** Start DATA FOR PROCESSING **

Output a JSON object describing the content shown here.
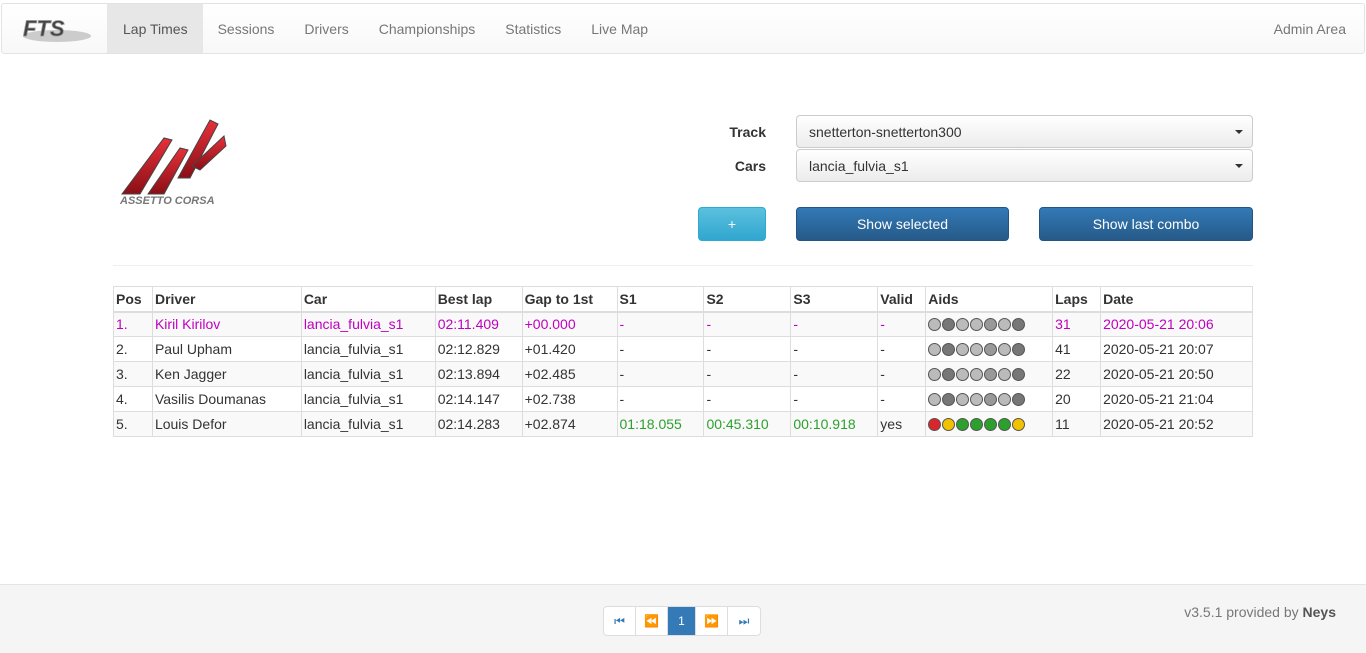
{
  "nav": {
    "brand": "FTS",
    "items": [
      {
        "label": "Lap Times",
        "active": true
      },
      {
        "label": "Sessions",
        "active": false
      },
      {
        "label": "Drivers",
        "active": false
      },
      {
        "label": "Championships",
        "active": false
      },
      {
        "label": "Statistics",
        "active": false
      },
      {
        "label": "Live Map",
        "active": false
      }
    ],
    "admin": "Admin Area"
  },
  "logo_text": "ASSETTO CORSA",
  "form": {
    "track_label": "Track",
    "track_value": "snetterton-snetterton300",
    "cars_label": "Cars",
    "cars_value": "lancia_fulvia_s1",
    "plus_label": "+",
    "show_selected_label": "Show selected",
    "show_last_label": "Show last combo"
  },
  "table": {
    "headers": [
      "Pos",
      "Driver",
      "Car",
      "Best lap",
      "Gap to 1st",
      "S1",
      "S2",
      "S3",
      "Valid",
      "Aids",
      "Laps",
      "Date"
    ],
    "rows": [
      [
        "1.",
        "Kiril Kirilov",
        "lancia_fulvia_s1",
        "02:11.409",
        "+00.000",
        "-",
        "-",
        "-",
        "-",
        "",
        "31",
        "2020-05-21 20:06"
      ],
      [
        "2.",
        "Paul Upham",
        "lancia_fulvia_s1",
        "02:12.829",
        "+01.420",
        "-",
        "-",
        "-",
        "-",
        "",
        "41",
        "2020-05-21 20:07"
      ],
      [
        "3.",
        "Ken Jagger",
        "lancia_fulvia_s1",
        "02:13.894",
        "+02.485",
        "-",
        "-",
        "-",
        "-",
        "",
        "22",
        "2020-05-21 20:50"
      ],
      [
        "4.",
        "Vasilis Doumanas",
        "lancia_fulvia_s1",
        "02:14.147",
        "+02.738",
        "-",
        "-",
        "-",
        "-",
        "",
        "20",
        "2020-05-21 21:04"
      ],
      [
        "5.",
        "Louis Defor",
        "lancia_fulvia_s1",
        "02:14.283",
        "+02.874",
        "01:18.055",
        "00:45.310",
        "00:10.918",
        "yes",
        "",
        "11",
        "2020-05-21 20:52"
      ]
    ]
  },
  "colors": {
    "leader": "#c000c0",
    "sector_green": "#2ca02c",
    "primary": "#337ab7",
    "info": "#5bc0de"
  },
  "footer": {
    "pager": [
      "first-page-icon",
      "prev-page-icon",
      "1",
      "next-page-icon",
      "last-page-icon"
    ],
    "version_prefix": "v3.5.1 provided by ",
    "version_author": "Neys"
  }
}
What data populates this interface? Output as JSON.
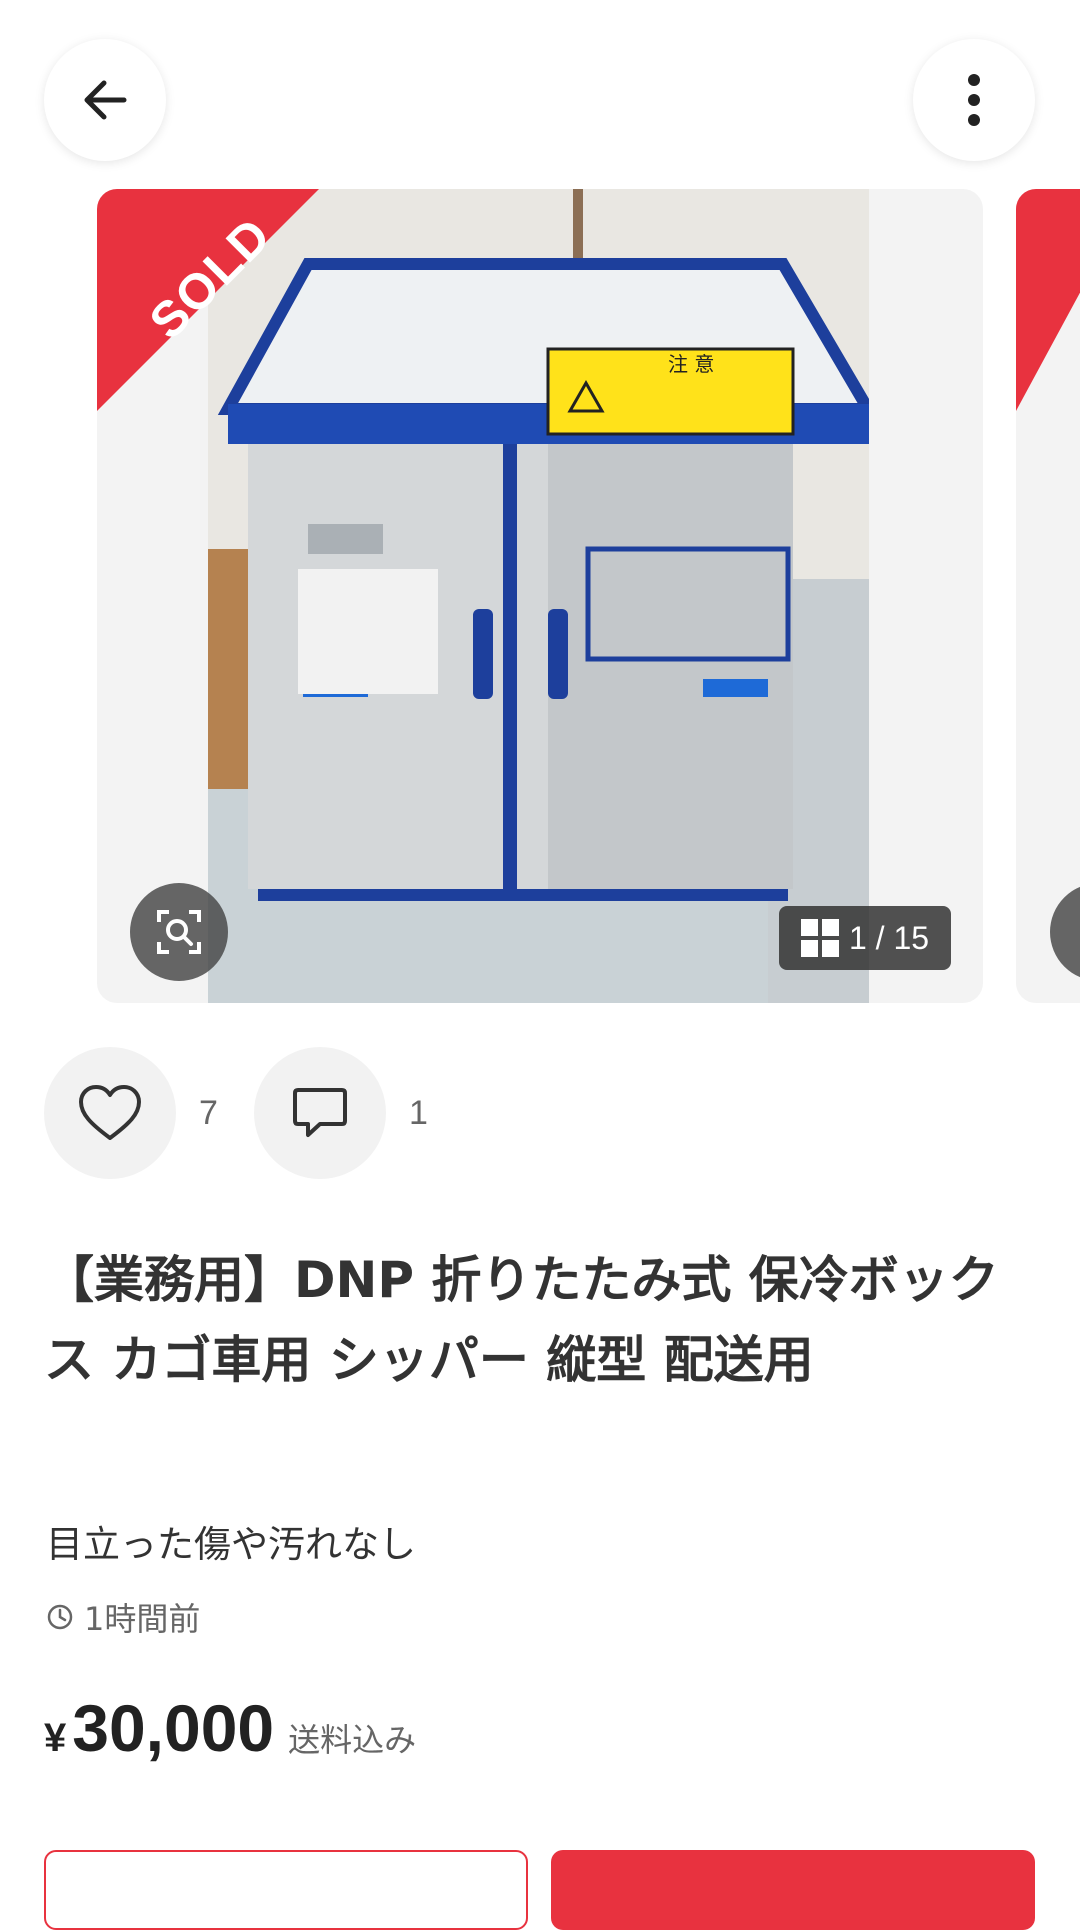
{
  "header": {
    "back_icon": "arrow-left-icon",
    "more_icon": "more-vertical-icon"
  },
  "gallery": {
    "sold_label": "SOLD",
    "current_index": 1,
    "total": 15,
    "counter_text": "1 / 15",
    "warning_label_text": "注 意"
  },
  "actions": {
    "like_count": "7",
    "comment_count": "1"
  },
  "item": {
    "title": "【業務用】DNP 折りたたみ式 保冷ボックス カゴ車用 シッパー 縦型 配送用",
    "condition": "目立った傷や汚れなし",
    "posted": "1時間前",
    "price_symbol": "¥",
    "price": "30,000",
    "shipping": "送料込み"
  },
  "colors": {
    "accent": "#e8323f",
    "text": "#333333",
    "muted": "#666666"
  }
}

** End DATA FOR PROCESSING **

#### WHAT IS BEING ASKED:
Go through the material and copy out every line with "last" in it.

#### OUTPUT FOR THIS TASK:
    "show_last_label": "Show last combo"
      "last-page-icon"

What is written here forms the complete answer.